▶ [PASSAGE TO READ]
———

Examples of suitable substrates for use in the present invention include paper, composite materials, and plastic (polymeric) substrates. For example, in the case of banknotes the substrate may be paper, a composite material or a polymeric material.

The porosity of the substrate printed with the device may influence the quality of the perceived 3-D effect. On porous or fibrous substrates a variation of the brilliance may appear in different zones of the pair of LC ink layers depending on the underlying layer in these zones. Such brilliance variations within the LC layers may lead to an impairment of the 3-D effect. To improve the optical quality of the LC ink layers and to prevent such variations of the brilliance, porous or fibrous substrates may be coated with a first coating layer, i.e., a primer layer. Such primer layers are known in the art and have been used for instance to improve the visual aspect of security elements based on magnetically oriented images (see WO 2010 058026, the entire disclosure of which is incorporated by reference herein).

As used herein, the term “underlying background” of the LHLC and RHLC ink layers refers to the surface onto which the LC ink layers are printed or placed.

The underlying background of the ink layers can be a non-transparent absorbing surface or a transparent surface.

As used herein, the terms “absorbing” or “light-absorbing” surface or background refer to a layer that absorbs at least a part of the visible spectrum of light, preferably to a surface of a dark color, most preferably to a black surface.

———

[Listings of elements and boxes]
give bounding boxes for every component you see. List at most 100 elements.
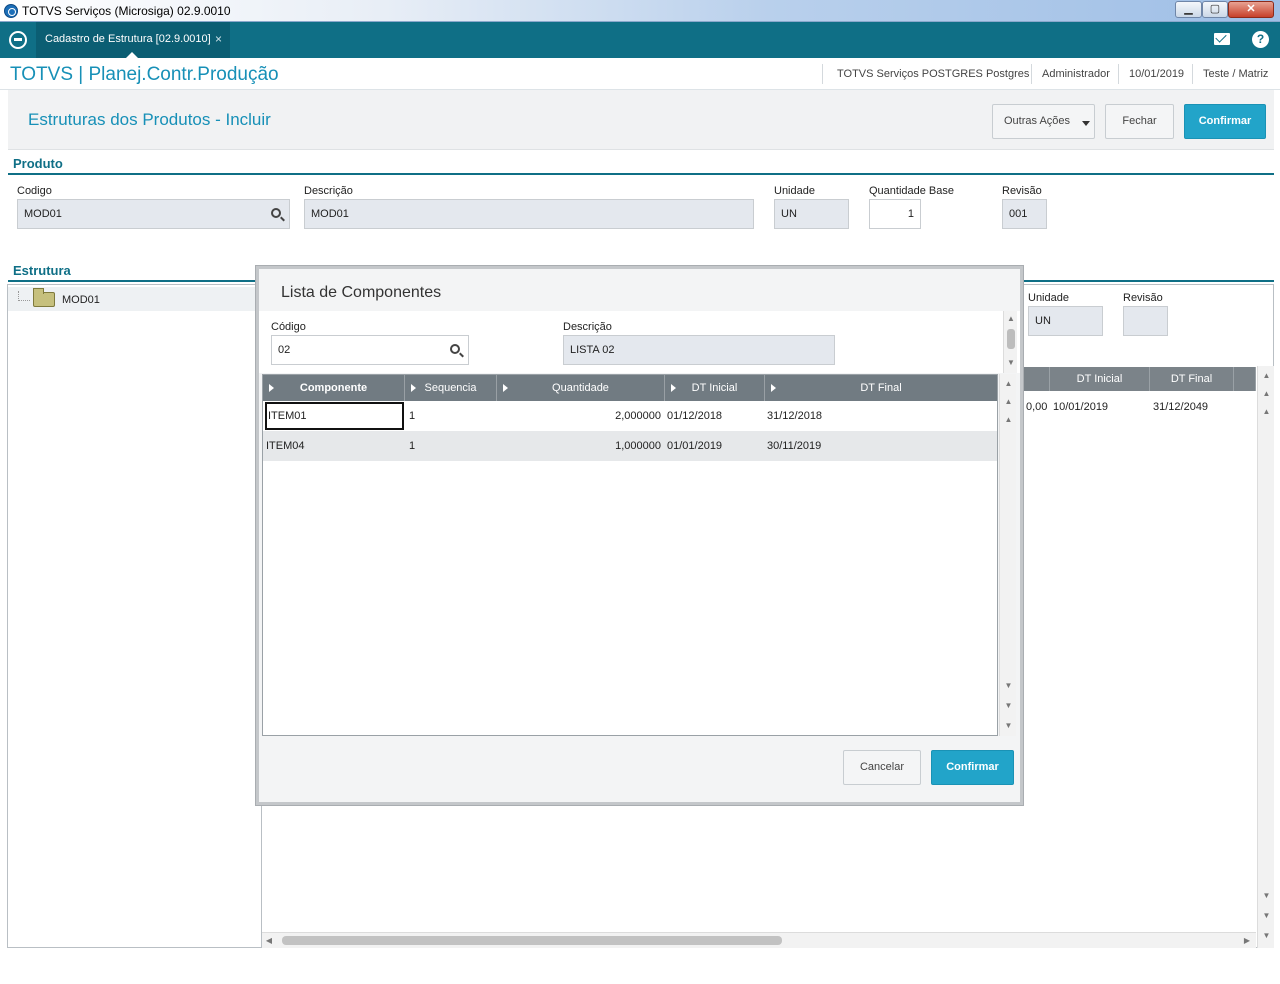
confirm-button[interactable]: Confirmar [1184, 104, 1266, 139]
bg-column-dt-final[interactable]: DT Final [1150, 367, 1234, 391]
totvs-logo-icon[interactable] [9, 31, 27, 49]
revisao-label: Revisão [1002, 185, 1042, 197]
quantidade-base-field[interactable]: 1 [869, 199, 921, 229]
scroll-down-icon[interactable]: ▼ [1258, 888, 1275, 904]
close-button[interactable]: Fechar [1105, 104, 1174, 139]
window-title-bar: TOTVS Serviços (Microsiga) 02.9.0010 ▁ ▢… [0, 0, 1280, 22]
column-label: DT Final [860, 382, 902, 394]
search-icon[interactable] [450, 344, 460, 354]
cell-sequencia: 1 [409, 410, 416, 422]
module-name: TOTVS | Planej.Contr.Produção [10, 64, 279, 85]
app-icon [4, 4, 18, 18]
scroll-top-icon[interactable]: ▲ [1258, 368, 1275, 384]
tab-cadastro-estrutura[interactable]: Cadastro de Estrutura [02.9.0010] × [36, 22, 230, 58]
cell-dt-inicial: 01/12/2018 [667, 410, 723, 422]
bg-vertical-scrollbar[interactable]: ▲ ▲ ▲ ▼ ▼ ▼ [1257, 366, 1274, 948]
column-dt-final[interactable]: DT Final [765, 375, 997, 401]
dialog-confirm-button[interactable]: Confirmar [931, 750, 1014, 785]
cell-componente: ITEM04 [266, 440, 305, 452]
search-icon[interactable] [271, 208, 281, 218]
environment-info: TOTVS Serviços POSTGRES Postgres [837, 68, 1030, 80]
scroll-left-icon[interactable]: ◀ [262, 933, 276, 949]
sort-icon [771, 384, 776, 392]
scroll-bottom-icon[interactable]: ▼ [1258, 928, 1275, 944]
cell-componente: ITEM01 [268, 410, 307, 422]
help-icon[interactable]: ? [1252, 31, 1269, 48]
scroll-up-icon[interactable]: ▲ [1004, 311, 1018, 327]
close-window-button[interactable]: ✕ [1228, 1, 1274, 18]
tab-close-icon[interactable]: × [215, 22, 222, 56]
table-row[interactable]: ITEM01 1 2,000000 01/12/2018 31/12/2018 [263, 401, 997, 431]
dialog-codigo-value: 02 [278, 344, 291, 356]
tree-item-label: MOD01 [62, 294, 100, 306]
dialog-descricao-label: Descrição [563, 321, 612, 333]
bg-column-dt-inicial[interactable]: DT Inicial [1050, 367, 1150, 391]
section-estrutura: Estrutura [13, 263, 71, 278]
tab-bar: Cadastro de Estrutura [02.9.0010] × ? [0, 22, 1280, 58]
descricao-label: Descrição [304, 185, 353, 197]
user-info: Administrador [1042, 68, 1110, 80]
scroll-right-icon[interactable]: ▶ [1240, 933, 1254, 949]
column-sequencia[interactable]: Sequencia [405, 375, 497, 401]
company-info: Teste / Matriz [1203, 68, 1269, 80]
column-quantidade[interactable]: Quantidade [497, 375, 665, 401]
scroll-down-icon[interactable]: ▼ [1000, 678, 1017, 694]
scroll-up-icon[interactable]: ▲ [1258, 404, 1275, 420]
column-componente[interactable]: Componente [263, 375, 405, 401]
maximize-button[interactable]: ▢ [1202, 1, 1228, 18]
revisao-field[interactable]: 001 [1002, 199, 1047, 229]
dialog-codigo-label: Código [271, 321, 306, 333]
dialog-title: Lista de Componentes [281, 284, 442, 301]
dialog-filter-area: Código 02 Descrição LISTA 02 ▲ ▼ [259, 311, 1020, 373]
scroll-top-icon[interactable]: ▲ [1000, 376, 1017, 392]
estrutura-unidade-label: Unidade [1028, 292, 1069, 304]
minimize-button[interactable]: ▁ [1175, 1, 1202, 18]
grid-vertical-scrollbar[interactable]: ▲ ▲ ▲ ▼ ▼ ▼ [999, 374, 1016, 736]
horizontal-scroll-thumb[interactable] [282, 936, 782, 945]
estrutura-revisao-label: Revisão [1123, 292, 1163, 304]
dialog-descricao-field[interactable]: LISTA 02 [563, 335, 835, 365]
sort-icon [503, 384, 508, 392]
descricao-field[interactable]: MOD01 [304, 199, 754, 229]
scroll-page-up-icon[interactable]: ▲ [1000, 394, 1017, 410]
unidade-field[interactable]: UN [774, 199, 849, 229]
bg-column-header [1234, 367, 1256, 391]
folder-open-icon [33, 288, 55, 307]
divider [1118, 64, 1119, 84]
other-actions-button[interactable]: Outras Ações [992, 104, 1095, 139]
other-actions-label: Outras Ações [1004, 115, 1071, 127]
dialog-codigo-field[interactable]: 02 [271, 335, 469, 365]
dialog-filter-scrollbar[interactable]: ▲ ▼ [1003, 311, 1017, 373]
cell-quantidade: 1,000000 [615, 440, 661, 452]
dropdown-arrow-icon [1082, 121, 1090, 126]
structure-tree: MOD01 [7, 284, 262, 948]
table-row[interactable]: ITEM04 1 1,000000 01/01/2019 30/11/2019 [263, 431, 997, 461]
page-title: Estruturas dos Produtos - Incluir [28, 110, 271, 129]
column-label: Sequencia [424, 382, 477, 394]
cell-sequencia: 1 [409, 440, 416, 452]
scroll-bottom-icon[interactable]: ▼ [1000, 718, 1017, 734]
tree-item-mod01[interactable]: MOD01 [8, 287, 261, 311]
mail-icon[interactable] [1214, 33, 1230, 45]
column-label: Componente [299, 382, 368, 394]
horizontal-scrollbar[interactable]: ◀ ▶ [262, 932, 1256, 948]
cancel-button[interactable]: Cancelar [843, 750, 921, 785]
scroll-page-up-icon[interactable]: ▲ [1258, 386, 1275, 402]
scroll-page-down-icon[interactable]: ▼ [1000, 698, 1017, 714]
sort-icon [671, 384, 676, 392]
unidade-label: Unidade [774, 185, 815, 197]
scroll-page-down-icon[interactable]: ▼ [1258, 908, 1275, 924]
column-dt-inicial[interactable]: DT Inicial [665, 375, 765, 401]
scroll-thumb[interactable] [1007, 329, 1015, 349]
codigo-field[interactable]: MOD01 [17, 199, 290, 229]
date-info: 10/01/2019 [1129, 68, 1185, 80]
scroll-up-icon[interactable]: ▲ [1000, 412, 1017, 428]
window-title: TOTVS Serviços (Microsiga) 02.9.0010 [22, 4, 231, 18]
bg-column-header [1020, 367, 1050, 391]
divider [1192, 64, 1193, 84]
estrutura-unidade-field[interactable]: UN [1028, 306, 1103, 336]
scroll-down-icon[interactable]: ▼ [1004, 355, 1018, 371]
divider [822, 64, 823, 84]
codigo-label: Codigo [17, 185, 52, 197]
estrutura-revisao-field[interactable] [1123, 306, 1168, 336]
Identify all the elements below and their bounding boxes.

———

▶ [TASK BRIEF]
Repeat the passage on printing substrates word for word, starting with "The porosity of" and going on through "by reference herein).". The lines have no role in this.

▶ [EXERCISE ANSWER]
The porosity of the substrate printed with the device may influence the quality of the perceived 3-D effect. On porous or fibrous substrates a variation of the brilliance may appear in different zones of the pair of LC ink layers depending on the underlying layer in these zones. Such brilliance variations within the LC layers may lead to an impairment of the 3-D effect. To improve the optical quality of the LC ink layers and to prevent such variations of the brilliance, porous or fibrous substrates may be coated with a first coating layer, i.e., a primer layer. Such primer layers are known in the art and have been used for instance to improve the visual aspect of security elements based on magnetically oriented images (see WO 2010 058026, the entire disclosure of which is incorporated by reference herein).